··· Supplied data
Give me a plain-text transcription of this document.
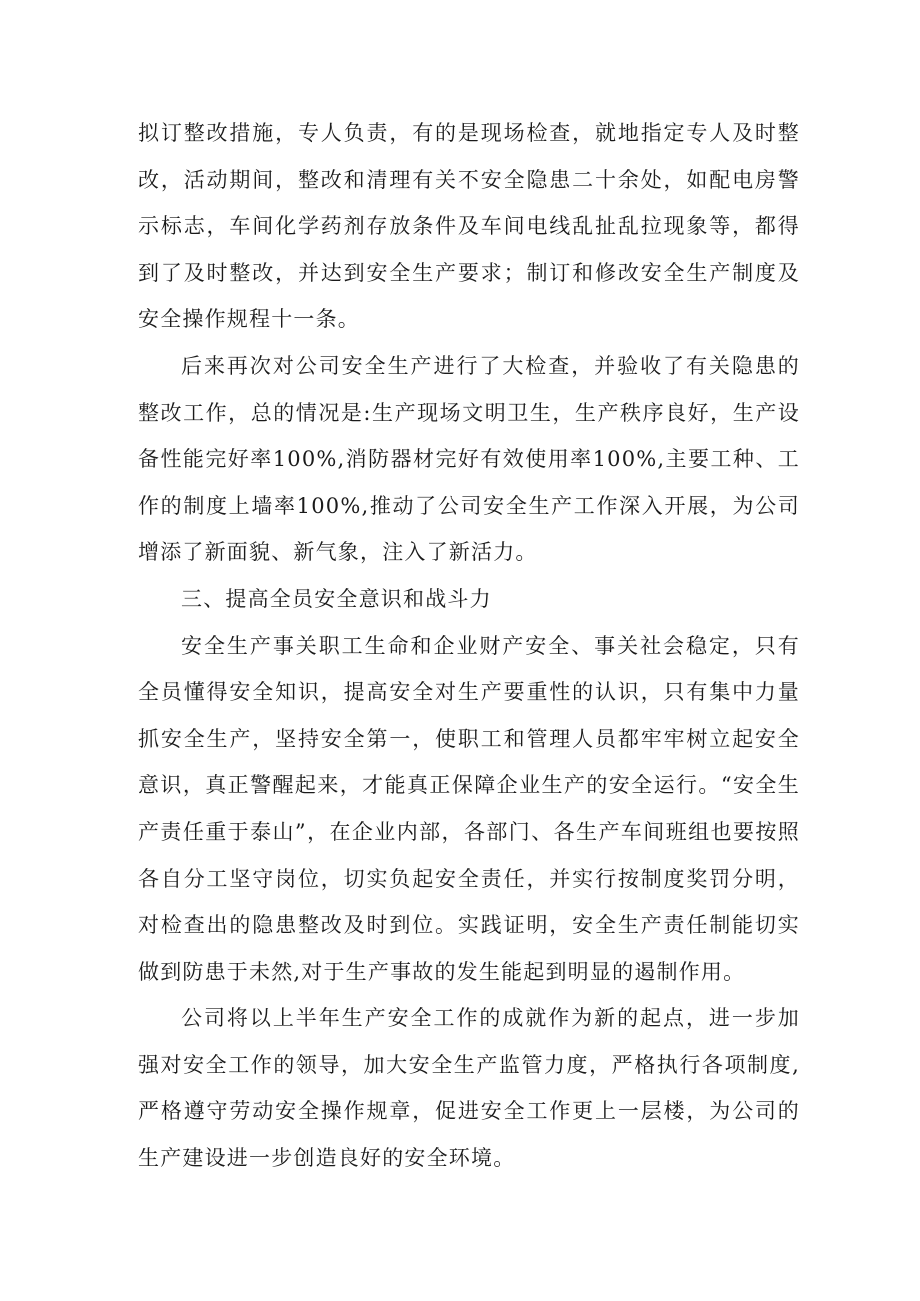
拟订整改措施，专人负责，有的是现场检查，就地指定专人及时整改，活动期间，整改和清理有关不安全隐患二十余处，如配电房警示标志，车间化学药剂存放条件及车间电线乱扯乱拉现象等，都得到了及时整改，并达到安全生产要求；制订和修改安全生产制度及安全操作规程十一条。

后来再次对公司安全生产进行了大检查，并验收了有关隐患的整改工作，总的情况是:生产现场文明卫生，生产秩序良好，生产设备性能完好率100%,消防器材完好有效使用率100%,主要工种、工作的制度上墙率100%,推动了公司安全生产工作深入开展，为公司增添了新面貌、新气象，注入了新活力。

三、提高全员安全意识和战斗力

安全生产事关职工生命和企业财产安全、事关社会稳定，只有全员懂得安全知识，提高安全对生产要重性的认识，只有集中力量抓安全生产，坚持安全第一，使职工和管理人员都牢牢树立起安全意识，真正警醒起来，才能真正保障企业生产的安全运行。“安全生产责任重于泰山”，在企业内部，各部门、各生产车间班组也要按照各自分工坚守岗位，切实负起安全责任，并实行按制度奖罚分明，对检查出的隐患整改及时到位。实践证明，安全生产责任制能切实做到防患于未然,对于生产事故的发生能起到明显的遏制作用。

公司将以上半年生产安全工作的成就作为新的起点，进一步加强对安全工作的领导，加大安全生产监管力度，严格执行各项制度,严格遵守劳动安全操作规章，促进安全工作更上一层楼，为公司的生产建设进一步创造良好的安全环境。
······
▶ **Exercise instructions**:
The records above should be reproduced exactly, with no pictures included.

▶ **Task solution**:
Give me a plain-text transcription of this document.
拟订整改措施，专人负责，有的是现场检查，就地指定专人及时整改，活动期间，整改和清理有关不安全隐患二十余处，如配电房警示标志，车间化学药剂存放条件及车间电线乱扯乱拉现象等，都得到了及时整改，并达到安全生产要求；制订和修改安全生产制度及安全操作规程十一条。

后来再次对公司安全生产进行了大检查，并验收了有关隐患的整改工作，总的情况是:生产现场文明卫生，生产秩序良好，生产设备性能完好率100%,消防器材完好有效使用率100%,主要工种、工作的制度上墙率100%,推动了公司安全生产工作深入开展，为公司增添了新面貌、新气象，注入了新活力。

三、提高全员安全意识和战斗力

安全生产事关职工生命和企业财产安全、事关社会稳定，只有全员懂得安全知识，提高安全对生产要重性的认识，只有集中力量抓安全生产，坚持安全第一，使职工和管理人员都牢牢树立起安全意识，真正警醒起来，才能真正保障企业生产的安全运行。“安全生产责任重于泰山”，在企业内部，各部门、各生产车间班组也要按照各自分工坚守岗位，切实负起安全责任，并实行按制度奖罚分明，对检查出的隐患整改及时到位。实践证明，安全生产责任制能切实做到防患于未然,对于生产事故的发生能起到明显的遏制作用。

公司将以上半年生产安全工作的成就作为新的起点，进一步加强对安全工作的领导，加大安全生产监管力度，严格执行各项制度,严格遵守劳动安全操作规章，促进安全工作更上一层楼，为公司的生产建设进一步创造良好的安全环境。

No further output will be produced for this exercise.